■ **STATED EXERCISE**: Only lines with the word "Simple" are needed; collect each of them from the listing below.

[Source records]
>> start
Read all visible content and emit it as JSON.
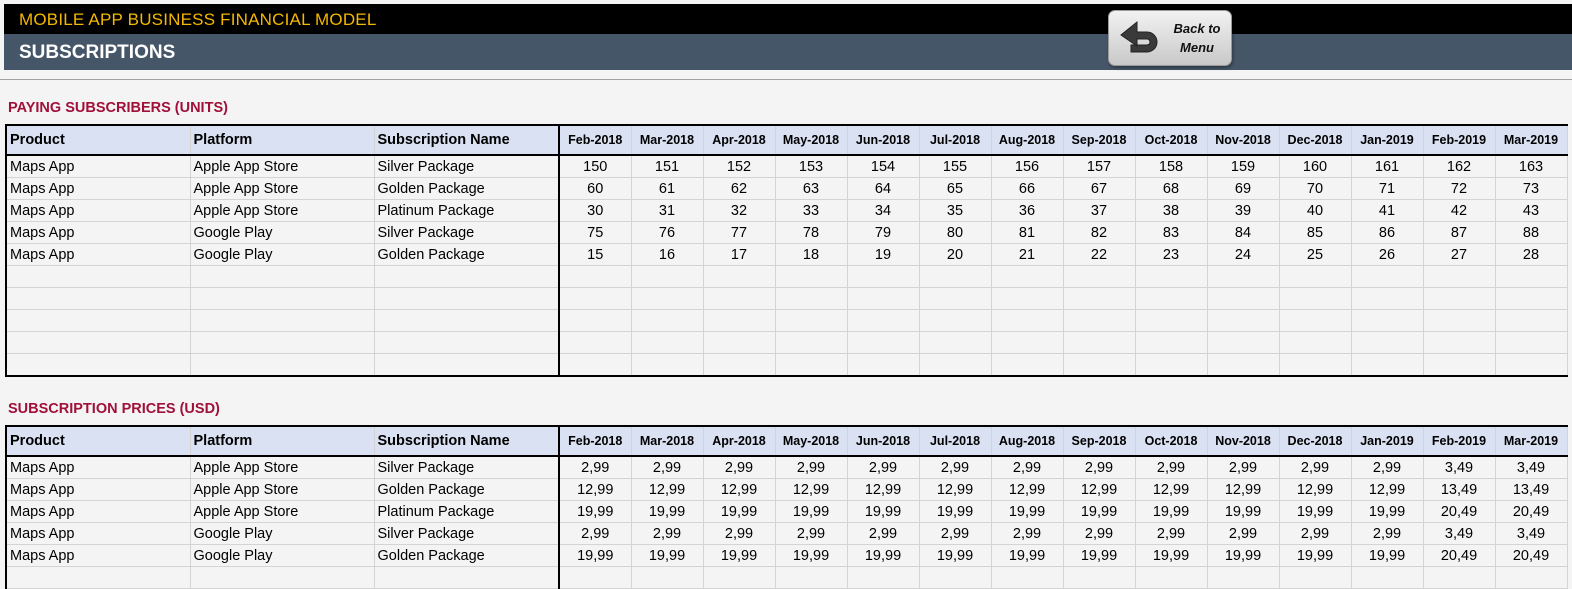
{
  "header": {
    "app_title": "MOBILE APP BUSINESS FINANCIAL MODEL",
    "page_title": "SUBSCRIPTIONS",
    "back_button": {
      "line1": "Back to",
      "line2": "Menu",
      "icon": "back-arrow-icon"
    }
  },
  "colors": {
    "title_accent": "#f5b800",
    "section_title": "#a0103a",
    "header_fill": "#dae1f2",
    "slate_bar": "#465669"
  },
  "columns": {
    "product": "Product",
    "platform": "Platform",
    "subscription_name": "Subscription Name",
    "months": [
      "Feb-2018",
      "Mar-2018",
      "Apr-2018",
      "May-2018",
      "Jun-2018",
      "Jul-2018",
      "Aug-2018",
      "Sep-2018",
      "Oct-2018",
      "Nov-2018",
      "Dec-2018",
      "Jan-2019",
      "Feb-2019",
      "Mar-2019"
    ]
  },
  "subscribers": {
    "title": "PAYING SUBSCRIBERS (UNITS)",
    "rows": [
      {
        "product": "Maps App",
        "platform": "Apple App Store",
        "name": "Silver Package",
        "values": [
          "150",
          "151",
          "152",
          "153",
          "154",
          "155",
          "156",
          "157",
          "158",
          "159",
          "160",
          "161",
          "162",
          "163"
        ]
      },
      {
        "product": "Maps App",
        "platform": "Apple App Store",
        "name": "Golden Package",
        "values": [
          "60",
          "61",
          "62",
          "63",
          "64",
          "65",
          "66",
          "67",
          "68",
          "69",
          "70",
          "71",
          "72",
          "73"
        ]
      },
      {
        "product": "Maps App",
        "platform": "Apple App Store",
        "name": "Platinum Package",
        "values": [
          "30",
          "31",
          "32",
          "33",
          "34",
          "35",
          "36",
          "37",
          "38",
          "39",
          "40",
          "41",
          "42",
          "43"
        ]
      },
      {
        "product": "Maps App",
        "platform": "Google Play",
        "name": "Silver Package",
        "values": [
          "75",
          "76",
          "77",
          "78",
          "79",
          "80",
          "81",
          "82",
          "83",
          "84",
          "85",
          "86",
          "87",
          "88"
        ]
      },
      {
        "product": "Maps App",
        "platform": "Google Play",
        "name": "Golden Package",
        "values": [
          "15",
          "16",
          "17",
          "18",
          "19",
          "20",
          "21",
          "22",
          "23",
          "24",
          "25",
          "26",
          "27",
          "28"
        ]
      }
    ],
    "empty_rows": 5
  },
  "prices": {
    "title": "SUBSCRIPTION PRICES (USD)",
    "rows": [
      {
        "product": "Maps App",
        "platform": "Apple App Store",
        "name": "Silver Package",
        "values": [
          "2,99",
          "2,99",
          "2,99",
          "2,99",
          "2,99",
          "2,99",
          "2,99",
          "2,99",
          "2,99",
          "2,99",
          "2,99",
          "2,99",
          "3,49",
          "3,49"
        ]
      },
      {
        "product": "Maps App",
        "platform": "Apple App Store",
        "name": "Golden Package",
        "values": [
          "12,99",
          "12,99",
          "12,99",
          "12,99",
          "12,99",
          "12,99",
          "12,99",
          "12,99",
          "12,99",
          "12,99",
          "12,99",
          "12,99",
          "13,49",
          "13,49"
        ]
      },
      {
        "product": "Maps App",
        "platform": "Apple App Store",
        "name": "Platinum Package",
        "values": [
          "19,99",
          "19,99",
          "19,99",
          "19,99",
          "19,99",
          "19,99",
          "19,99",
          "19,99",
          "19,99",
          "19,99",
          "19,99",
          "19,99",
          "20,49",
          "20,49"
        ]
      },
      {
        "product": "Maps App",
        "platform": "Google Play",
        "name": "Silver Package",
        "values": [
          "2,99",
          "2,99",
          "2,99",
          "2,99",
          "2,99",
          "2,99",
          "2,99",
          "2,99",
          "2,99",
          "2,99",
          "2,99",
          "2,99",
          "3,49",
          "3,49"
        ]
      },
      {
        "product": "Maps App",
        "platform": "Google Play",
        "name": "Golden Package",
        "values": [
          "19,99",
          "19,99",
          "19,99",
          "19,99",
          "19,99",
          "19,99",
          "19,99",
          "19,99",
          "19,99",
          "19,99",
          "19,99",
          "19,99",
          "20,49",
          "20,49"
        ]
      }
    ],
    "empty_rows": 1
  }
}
>> end
>> start
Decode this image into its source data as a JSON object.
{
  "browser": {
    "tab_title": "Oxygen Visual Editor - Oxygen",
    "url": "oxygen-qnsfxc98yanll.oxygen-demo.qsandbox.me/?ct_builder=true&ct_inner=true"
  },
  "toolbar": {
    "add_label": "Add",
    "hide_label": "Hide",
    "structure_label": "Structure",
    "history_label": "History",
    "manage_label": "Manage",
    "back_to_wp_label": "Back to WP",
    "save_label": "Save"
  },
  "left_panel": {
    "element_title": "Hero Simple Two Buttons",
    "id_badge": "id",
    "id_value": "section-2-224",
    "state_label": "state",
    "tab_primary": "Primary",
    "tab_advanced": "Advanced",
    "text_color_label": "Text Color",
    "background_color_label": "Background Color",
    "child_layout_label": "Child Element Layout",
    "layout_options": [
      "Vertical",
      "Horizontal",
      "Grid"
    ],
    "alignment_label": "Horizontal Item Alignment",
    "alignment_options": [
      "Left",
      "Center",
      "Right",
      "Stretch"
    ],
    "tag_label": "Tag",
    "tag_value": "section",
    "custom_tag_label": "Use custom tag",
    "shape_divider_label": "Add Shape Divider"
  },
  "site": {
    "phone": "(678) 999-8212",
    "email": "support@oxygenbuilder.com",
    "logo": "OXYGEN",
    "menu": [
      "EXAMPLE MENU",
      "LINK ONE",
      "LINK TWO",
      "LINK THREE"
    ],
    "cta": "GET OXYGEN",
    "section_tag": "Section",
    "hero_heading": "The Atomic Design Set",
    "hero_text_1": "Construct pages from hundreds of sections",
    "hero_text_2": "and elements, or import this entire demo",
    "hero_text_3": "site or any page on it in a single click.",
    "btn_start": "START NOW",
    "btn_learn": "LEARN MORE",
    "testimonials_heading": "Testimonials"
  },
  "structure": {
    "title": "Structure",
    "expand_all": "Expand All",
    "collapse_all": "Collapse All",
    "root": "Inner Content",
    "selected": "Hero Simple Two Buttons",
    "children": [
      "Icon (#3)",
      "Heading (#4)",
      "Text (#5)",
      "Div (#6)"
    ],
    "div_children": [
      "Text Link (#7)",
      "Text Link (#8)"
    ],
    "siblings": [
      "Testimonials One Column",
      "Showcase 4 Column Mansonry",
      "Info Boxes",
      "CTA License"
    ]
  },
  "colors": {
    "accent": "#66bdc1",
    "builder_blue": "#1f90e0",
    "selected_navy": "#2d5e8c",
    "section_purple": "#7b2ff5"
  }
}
>> end
■ **RESULT OF THIS TASK**:
    "element_title": "Hero Simple Two Buttons",
    "selected": "Hero Simple Two Buttons",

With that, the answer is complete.